→ Given request
Return all of the data exactly as written, without the pictures.

━━━━━━━━━━━━━━━━━━━━

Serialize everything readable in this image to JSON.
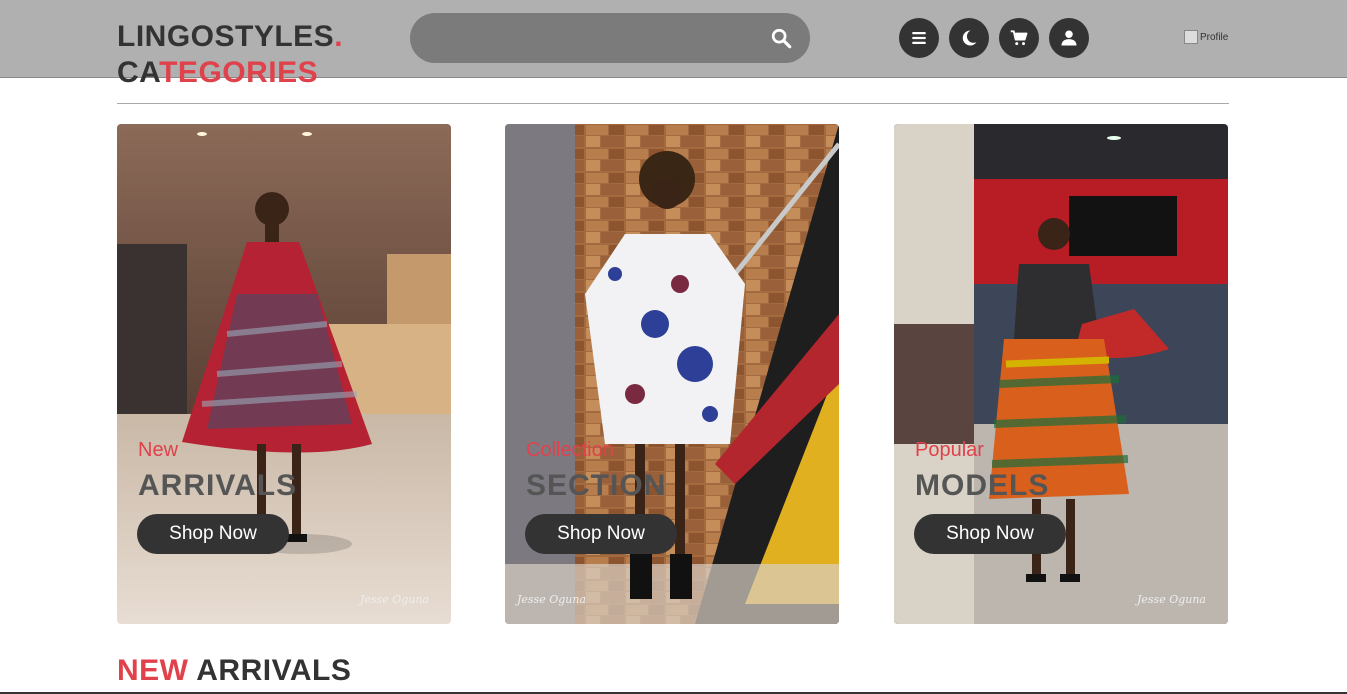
{
  "header": {
    "logo_text": "LINGOSTYLES",
    "logo_dot": ".",
    "search_placeholder": "",
    "profile_alt": "Profile"
  },
  "icons": [
    "menu-icon",
    "moon-icon",
    "cart-icon",
    "user-icon"
  ],
  "categories_heading": {
    "part1": "CA",
    "part2": "TEGORIES"
  },
  "cards": [
    {
      "subtitle": "New",
      "title": "ARRIVALS",
      "button": "Shop Now",
      "signature": "Jesse Oguna"
    },
    {
      "subtitle": "Collection",
      "title": "SECTION",
      "button": "Shop Now",
      "signature": "Jesse Oguna"
    },
    {
      "subtitle": "Popular",
      "title": "MODELS",
      "button": "Shop Now",
      "signature": "Jesse Oguna"
    }
  ],
  "new_arrivals_heading": {
    "part1": "NEW",
    "part2": "ARRIVALS"
  },
  "colors": {
    "accent": "#e0414b",
    "dark": "#333333",
    "header_bg": "#b0b0b0"
  }
}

━━━━━━━━━━━━━━━━━━━━

→ Answer below
Serialize everything readable in this image to JSON.
{
  "header": {
    "logo_text": "LINGOSTYLES",
    "logo_dot": ".",
    "search_placeholder": "",
    "profile_alt": "Profile"
  },
  "icons": [
    "menu-icon",
    "moon-icon",
    "cart-icon",
    "user-icon"
  ],
  "categories_heading": {
    "part1": "CA",
    "part2": "TEGORIES"
  },
  "cards": [
    {
      "subtitle": "New",
      "title": "ARRIVALS",
      "button": "Shop Now",
      "signature": "Jesse Oguna"
    },
    {
      "subtitle": "Collection",
      "title": "SECTION",
      "button": "Shop Now",
      "signature": "Jesse Oguna"
    },
    {
      "subtitle": "Popular",
      "title": "MODELS",
      "button": "Shop Now",
      "signature": "Jesse Oguna"
    }
  ],
  "new_arrivals_heading": {
    "part1": "NEW",
    "part2": "ARRIVALS"
  },
  "colors": {
    "accent": "#e0414b",
    "dark": "#333333",
    "header_bg": "#b0b0b0"
  }
}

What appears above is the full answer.